— Start of EXCERPTED DATA —

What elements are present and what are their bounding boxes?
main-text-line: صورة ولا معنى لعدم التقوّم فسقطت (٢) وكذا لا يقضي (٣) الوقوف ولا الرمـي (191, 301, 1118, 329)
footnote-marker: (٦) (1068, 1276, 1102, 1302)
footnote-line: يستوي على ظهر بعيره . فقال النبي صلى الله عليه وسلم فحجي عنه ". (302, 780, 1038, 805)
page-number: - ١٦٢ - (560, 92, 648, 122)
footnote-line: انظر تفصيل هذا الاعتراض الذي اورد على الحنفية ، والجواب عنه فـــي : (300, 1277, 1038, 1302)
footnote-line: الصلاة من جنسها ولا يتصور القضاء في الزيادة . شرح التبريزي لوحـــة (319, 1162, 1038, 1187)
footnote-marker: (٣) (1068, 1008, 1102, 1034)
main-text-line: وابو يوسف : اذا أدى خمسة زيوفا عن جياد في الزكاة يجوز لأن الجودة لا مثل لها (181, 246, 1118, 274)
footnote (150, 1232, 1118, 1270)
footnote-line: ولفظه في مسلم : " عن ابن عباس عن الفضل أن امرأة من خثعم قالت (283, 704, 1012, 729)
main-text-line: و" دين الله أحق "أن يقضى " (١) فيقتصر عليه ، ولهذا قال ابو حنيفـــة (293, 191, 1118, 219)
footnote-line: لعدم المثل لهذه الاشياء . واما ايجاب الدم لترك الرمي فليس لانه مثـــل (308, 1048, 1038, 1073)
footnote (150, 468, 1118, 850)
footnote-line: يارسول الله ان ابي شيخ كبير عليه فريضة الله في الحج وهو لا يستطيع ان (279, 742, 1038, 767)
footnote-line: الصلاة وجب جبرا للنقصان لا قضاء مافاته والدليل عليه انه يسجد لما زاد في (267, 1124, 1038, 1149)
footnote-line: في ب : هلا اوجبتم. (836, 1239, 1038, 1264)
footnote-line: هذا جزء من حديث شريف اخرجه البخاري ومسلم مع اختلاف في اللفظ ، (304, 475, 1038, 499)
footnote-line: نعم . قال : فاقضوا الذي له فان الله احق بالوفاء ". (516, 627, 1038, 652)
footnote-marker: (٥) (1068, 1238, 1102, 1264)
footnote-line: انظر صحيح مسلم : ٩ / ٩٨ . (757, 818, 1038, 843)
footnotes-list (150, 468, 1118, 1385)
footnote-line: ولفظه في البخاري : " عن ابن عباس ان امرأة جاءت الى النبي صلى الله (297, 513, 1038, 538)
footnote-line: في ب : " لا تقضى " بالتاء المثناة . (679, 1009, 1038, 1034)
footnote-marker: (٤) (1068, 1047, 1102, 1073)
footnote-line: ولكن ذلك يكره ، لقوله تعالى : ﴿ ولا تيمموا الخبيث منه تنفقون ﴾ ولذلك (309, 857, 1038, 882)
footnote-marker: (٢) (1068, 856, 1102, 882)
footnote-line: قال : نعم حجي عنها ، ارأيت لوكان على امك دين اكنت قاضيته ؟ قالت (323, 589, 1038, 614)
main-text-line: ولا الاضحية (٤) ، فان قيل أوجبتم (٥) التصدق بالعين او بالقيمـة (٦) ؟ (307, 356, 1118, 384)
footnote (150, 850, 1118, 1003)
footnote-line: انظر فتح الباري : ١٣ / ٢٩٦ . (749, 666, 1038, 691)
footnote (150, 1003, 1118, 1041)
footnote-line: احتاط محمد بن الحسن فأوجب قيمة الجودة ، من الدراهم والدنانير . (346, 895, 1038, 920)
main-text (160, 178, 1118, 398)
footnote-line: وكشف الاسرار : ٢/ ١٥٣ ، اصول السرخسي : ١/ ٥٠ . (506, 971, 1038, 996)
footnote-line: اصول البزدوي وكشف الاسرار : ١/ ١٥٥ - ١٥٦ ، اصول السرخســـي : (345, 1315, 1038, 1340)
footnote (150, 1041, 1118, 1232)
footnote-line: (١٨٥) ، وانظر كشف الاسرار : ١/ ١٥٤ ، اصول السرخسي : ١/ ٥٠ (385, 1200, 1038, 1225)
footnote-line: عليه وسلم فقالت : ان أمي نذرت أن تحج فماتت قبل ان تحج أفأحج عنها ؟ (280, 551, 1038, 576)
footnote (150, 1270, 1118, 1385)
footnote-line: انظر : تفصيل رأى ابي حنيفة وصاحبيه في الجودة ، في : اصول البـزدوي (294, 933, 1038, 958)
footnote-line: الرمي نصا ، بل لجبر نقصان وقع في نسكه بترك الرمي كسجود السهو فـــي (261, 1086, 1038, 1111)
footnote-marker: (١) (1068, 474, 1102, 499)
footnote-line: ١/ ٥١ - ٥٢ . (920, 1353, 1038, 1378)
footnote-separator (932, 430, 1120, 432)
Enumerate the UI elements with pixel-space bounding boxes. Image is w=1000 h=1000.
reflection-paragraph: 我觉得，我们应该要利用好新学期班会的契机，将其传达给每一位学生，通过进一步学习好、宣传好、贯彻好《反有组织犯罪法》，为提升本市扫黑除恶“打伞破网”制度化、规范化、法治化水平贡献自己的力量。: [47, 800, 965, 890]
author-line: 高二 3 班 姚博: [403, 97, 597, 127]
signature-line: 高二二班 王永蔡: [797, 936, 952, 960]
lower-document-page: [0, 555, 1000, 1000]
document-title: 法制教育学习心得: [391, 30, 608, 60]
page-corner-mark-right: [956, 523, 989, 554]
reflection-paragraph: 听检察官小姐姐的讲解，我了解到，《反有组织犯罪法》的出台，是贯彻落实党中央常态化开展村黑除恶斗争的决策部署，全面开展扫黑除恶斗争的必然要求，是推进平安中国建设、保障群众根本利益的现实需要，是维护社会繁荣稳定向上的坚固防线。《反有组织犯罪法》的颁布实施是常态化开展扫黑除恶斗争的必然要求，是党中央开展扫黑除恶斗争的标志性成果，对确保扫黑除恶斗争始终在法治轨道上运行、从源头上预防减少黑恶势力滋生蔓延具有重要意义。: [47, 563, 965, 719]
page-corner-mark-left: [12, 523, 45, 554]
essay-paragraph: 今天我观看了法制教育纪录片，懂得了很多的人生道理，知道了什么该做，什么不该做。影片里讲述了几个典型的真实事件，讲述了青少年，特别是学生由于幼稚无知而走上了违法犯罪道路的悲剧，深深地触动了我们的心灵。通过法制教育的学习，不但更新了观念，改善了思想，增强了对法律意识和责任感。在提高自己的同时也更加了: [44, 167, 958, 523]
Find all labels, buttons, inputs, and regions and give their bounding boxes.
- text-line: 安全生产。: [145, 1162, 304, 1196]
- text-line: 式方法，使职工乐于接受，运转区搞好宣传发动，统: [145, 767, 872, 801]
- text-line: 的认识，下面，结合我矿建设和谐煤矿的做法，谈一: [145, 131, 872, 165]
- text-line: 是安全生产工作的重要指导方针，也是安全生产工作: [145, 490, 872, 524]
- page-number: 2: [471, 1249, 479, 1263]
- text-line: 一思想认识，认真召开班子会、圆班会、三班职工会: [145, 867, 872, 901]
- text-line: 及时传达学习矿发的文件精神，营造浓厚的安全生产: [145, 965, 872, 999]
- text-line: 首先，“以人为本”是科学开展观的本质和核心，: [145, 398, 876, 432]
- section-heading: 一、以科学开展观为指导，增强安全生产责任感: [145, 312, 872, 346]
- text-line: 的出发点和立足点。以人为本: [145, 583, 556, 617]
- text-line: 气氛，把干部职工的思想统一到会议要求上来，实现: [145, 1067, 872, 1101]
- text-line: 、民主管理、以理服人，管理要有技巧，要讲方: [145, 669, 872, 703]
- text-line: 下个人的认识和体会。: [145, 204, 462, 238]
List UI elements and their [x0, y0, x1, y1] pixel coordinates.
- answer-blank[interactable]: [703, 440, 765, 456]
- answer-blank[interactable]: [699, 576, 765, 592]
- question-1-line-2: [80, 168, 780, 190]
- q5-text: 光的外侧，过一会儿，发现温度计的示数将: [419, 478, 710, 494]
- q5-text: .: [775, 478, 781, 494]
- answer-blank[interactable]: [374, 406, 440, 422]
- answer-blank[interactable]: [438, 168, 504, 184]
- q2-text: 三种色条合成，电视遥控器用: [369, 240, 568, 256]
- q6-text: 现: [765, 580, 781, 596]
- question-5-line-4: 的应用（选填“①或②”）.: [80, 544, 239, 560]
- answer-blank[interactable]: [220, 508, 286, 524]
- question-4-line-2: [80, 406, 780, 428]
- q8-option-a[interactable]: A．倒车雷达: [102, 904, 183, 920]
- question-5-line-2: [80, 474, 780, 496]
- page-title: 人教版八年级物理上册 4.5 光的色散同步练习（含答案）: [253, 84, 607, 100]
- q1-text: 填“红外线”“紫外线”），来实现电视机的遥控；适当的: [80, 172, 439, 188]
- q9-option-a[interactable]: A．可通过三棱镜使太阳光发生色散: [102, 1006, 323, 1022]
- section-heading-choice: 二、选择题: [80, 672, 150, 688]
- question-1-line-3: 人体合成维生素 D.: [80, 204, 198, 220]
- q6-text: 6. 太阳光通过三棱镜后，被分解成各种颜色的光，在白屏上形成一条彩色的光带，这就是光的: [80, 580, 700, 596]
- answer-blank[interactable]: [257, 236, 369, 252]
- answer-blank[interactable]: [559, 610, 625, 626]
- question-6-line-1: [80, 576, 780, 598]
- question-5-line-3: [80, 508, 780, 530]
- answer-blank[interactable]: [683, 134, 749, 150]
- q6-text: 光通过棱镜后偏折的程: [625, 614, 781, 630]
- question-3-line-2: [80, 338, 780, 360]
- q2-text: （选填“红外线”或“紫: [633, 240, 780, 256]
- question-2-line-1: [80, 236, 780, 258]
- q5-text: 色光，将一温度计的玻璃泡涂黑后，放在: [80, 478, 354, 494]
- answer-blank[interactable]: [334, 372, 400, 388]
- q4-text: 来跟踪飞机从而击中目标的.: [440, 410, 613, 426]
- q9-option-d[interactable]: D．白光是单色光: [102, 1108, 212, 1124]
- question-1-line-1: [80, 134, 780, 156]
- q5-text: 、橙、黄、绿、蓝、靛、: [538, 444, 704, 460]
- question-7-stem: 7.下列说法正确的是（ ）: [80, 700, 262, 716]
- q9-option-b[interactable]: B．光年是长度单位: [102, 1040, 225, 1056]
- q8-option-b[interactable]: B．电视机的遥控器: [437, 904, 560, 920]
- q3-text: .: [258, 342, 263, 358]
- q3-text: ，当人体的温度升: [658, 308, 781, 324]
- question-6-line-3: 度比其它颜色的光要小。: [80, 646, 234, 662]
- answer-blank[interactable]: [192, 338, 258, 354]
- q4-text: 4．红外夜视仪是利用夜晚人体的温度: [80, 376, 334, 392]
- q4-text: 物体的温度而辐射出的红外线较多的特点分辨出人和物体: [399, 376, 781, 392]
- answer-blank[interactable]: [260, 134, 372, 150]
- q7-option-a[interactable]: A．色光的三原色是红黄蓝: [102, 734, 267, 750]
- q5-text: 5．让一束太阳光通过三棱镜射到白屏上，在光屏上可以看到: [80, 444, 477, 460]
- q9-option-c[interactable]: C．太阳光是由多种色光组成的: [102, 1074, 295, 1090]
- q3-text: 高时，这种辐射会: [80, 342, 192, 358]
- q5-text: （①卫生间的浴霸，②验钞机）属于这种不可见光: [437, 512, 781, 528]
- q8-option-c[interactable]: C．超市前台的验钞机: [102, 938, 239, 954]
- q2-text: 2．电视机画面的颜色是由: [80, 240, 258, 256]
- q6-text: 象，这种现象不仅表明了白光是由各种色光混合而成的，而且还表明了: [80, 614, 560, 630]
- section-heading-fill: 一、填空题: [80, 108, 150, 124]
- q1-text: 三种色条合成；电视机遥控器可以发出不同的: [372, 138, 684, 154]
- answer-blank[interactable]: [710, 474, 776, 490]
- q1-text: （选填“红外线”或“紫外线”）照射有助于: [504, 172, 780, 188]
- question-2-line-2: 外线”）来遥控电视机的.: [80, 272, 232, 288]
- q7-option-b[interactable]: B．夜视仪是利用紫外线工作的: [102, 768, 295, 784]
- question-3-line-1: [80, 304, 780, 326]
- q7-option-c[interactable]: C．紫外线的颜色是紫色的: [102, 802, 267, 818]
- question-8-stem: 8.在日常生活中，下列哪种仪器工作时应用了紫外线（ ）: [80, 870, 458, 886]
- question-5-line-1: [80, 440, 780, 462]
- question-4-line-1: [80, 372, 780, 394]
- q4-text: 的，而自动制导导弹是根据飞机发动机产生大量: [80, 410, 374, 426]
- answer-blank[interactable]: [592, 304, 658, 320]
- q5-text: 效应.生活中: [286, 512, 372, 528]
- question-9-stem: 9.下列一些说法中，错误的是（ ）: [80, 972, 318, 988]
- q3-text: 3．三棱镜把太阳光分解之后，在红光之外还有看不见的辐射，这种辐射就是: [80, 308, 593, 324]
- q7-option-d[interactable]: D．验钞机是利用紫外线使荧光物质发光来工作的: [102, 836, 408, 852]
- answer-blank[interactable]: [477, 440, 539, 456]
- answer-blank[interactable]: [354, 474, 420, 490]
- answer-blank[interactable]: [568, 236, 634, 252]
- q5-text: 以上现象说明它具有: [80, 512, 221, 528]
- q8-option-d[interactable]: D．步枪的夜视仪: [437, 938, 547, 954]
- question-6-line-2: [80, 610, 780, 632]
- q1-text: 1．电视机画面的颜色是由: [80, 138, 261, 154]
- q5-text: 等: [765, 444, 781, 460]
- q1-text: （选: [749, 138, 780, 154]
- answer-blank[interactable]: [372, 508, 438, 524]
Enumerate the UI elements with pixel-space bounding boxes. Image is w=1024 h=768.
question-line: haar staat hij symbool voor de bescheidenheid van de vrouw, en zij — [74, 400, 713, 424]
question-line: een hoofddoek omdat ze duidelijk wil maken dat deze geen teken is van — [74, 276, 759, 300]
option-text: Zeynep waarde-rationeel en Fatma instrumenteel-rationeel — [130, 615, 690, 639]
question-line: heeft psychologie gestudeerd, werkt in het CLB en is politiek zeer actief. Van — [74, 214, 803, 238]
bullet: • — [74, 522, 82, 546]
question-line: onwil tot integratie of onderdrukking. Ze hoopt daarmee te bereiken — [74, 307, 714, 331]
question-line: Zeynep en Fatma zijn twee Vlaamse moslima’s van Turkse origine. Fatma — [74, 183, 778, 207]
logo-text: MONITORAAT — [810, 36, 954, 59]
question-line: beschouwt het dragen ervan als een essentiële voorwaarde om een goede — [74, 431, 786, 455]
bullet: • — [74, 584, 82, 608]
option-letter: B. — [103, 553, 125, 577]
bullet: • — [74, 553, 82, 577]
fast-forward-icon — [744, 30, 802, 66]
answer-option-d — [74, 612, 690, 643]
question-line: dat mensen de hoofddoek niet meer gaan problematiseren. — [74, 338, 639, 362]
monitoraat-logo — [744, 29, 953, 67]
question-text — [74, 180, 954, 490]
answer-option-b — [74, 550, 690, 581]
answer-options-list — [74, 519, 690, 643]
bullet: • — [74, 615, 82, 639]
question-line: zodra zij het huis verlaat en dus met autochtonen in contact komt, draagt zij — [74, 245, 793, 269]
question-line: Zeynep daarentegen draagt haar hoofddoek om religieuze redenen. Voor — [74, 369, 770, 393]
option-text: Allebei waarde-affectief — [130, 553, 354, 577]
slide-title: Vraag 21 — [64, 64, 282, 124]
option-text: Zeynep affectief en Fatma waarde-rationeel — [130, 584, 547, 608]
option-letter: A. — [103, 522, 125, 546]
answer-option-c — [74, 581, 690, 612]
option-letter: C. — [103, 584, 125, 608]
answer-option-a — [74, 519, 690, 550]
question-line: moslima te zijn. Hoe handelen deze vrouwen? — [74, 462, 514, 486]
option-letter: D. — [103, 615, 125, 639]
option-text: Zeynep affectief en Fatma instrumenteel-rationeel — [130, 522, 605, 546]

— End of EXCERPTED DATA —

- _AIM_: Reproduce the stretch of the items from their beginning through the line containing "main-text-line: ولا الاضحية", including both ends.

- _COMPLETED TASK_:
What elements are present and what are their bounding boxes?
main-text-line: صورة ولا معنى لعدم التقوّم فسقطت (٢) وكذا لا يقضي (٣) الوقوف ولا الرمـي (191, 301, 1118, 329)
footnote-marker: (٦) (1068, 1276, 1102, 1302)
footnote-line: يستوي على ظهر بعيره . فقال النبي صلى الله عليه وسلم فحجي عنه ". (302, 780, 1038, 805)
page-number: - ١٦٢ - (560, 92, 648, 122)
footnote-line: انظر تفصيل هذا الاعتراض الذي اورد على الحنفية ، والجواب عنه فـــي : (300, 1277, 1038, 1302)
footnote-line: الصلاة من جنسها ولا يتصور القضاء في الزيادة . شرح التبريزي لوحـــة (319, 1162, 1038, 1187)
footnote-marker: (٣) (1068, 1008, 1102, 1034)
main-text-line: وابو يوسف : اذا أدى خمسة زيوفا عن جياد في الزكاة يجوز لأن الجودة لا مثل لها (181, 246, 1118, 274)
footnote (150, 1232, 1118, 1270)
footnote-line: ولفظه في مسلم : " عن ابن عباس عن الفضل أن امرأة من خثعم قالت (283, 704, 1012, 729)
main-text-line: و" دين الله أحق "أن يقضى " (١) فيقتصر عليه ، ولهذا قال ابو حنيفـــة (293, 191, 1118, 219)
footnote-line: لعدم المثل لهذه الاشياء . واما ايجاب الدم لترك الرمي فليس لانه مثـــل (308, 1048, 1038, 1073)
footnote (150, 468, 1118, 850)
footnote-line: يارسول الله ان ابي شيخ كبير عليه فريضة الله في الحج وهو لا يستطيع ان (279, 742, 1038, 767)
footnote-line: الصلاة وجب جبرا للنقصان لا قضاء مافاته والدليل عليه انه يسجد لما زاد في (267, 1124, 1038, 1149)
footnote-line: في ب : هلا اوجبتم. (836, 1239, 1038, 1264)
footnote-line: هذا جزء من حديث شريف اخرجه البخاري ومسلم مع اختلاف في اللفظ ، (304, 475, 1038, 499)
footnote-line: نعم . قال : فاقضوا الذي له فان الله احق بالوفاء ". (516, 627, 1038, 652)
footnote-marker: (٥) (1068, 1238, 1102, 1264)
footnote-line: انظر صحيح مسلم : ٩ / ٩٨ . (757, 818, 1038, 843)
footnotes-list (150, 468, 1118, 1385)
footnote-line: ولفظه في البخاري : " عن ابن عباس ان امرأة جاءت الى النبي صلى الله (297, 513, 1038, 538)
footnote-line: في ب : " لا تقضى " بالتاء المثناة . (679, 1009, 1038, 1034)
footnote-marker: (٤) (1068, 1047, 1102, 1073)
footnote-line: ولكن ذلك يكره ، لقوله تعالى : ﴿ ولا تيمموا الخبيث منه تنفقون ﴾ ولذلك (309, 857, 1038, 882)
footnote-marker: (٢) (1068, 856, 1102, 882)
footnote-line: قال : نعم حجي عنها ، ارأيت لوكان على امك دين اكنت قاضيته ؟ قالت (323, 589, 1038, 614)
main-text-line: ولا الاضحية (٤) ، فان قيل أوجبتم (٥) التصدق بالعين او بالقيمـة (٦) ؟ (307, 356, 1118, 384)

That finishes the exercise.